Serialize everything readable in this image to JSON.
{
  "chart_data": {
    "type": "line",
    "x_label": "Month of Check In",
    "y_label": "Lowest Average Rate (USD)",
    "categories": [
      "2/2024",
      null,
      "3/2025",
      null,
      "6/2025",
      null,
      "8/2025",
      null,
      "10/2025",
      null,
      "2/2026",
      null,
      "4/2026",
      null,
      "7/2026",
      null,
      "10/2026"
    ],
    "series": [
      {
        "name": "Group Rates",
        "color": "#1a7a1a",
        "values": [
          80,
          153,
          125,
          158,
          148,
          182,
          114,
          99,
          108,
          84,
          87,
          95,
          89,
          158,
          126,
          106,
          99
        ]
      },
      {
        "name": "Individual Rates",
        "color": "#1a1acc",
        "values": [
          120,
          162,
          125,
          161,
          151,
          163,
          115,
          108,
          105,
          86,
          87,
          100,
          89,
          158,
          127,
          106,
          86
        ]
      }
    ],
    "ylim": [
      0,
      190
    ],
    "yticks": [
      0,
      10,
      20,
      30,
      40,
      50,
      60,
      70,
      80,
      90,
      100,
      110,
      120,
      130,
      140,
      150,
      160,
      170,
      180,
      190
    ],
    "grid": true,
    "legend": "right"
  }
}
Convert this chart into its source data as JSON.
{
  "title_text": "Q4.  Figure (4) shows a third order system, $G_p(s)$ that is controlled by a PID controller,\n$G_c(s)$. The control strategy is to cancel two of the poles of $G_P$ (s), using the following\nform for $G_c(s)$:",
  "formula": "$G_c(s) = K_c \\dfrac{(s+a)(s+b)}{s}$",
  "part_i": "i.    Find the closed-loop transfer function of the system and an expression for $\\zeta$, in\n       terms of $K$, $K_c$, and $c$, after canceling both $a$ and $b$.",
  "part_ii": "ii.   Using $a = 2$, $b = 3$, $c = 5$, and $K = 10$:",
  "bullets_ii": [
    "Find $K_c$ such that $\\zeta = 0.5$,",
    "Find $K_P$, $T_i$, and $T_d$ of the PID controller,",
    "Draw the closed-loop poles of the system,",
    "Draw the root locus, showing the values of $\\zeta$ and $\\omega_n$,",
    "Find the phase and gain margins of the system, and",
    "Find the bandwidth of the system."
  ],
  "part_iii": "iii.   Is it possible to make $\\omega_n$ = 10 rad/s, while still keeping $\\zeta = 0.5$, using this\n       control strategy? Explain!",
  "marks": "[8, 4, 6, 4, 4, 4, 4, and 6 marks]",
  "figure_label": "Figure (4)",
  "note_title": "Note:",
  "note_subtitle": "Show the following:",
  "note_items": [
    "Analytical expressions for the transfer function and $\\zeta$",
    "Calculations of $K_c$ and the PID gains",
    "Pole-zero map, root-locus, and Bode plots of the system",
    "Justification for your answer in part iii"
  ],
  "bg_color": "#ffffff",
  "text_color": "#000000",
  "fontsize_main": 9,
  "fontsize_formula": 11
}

-- -- --

== Exercise objective ==
Report only how many lines in the entries contain "poles".

== Solved exercise ==
2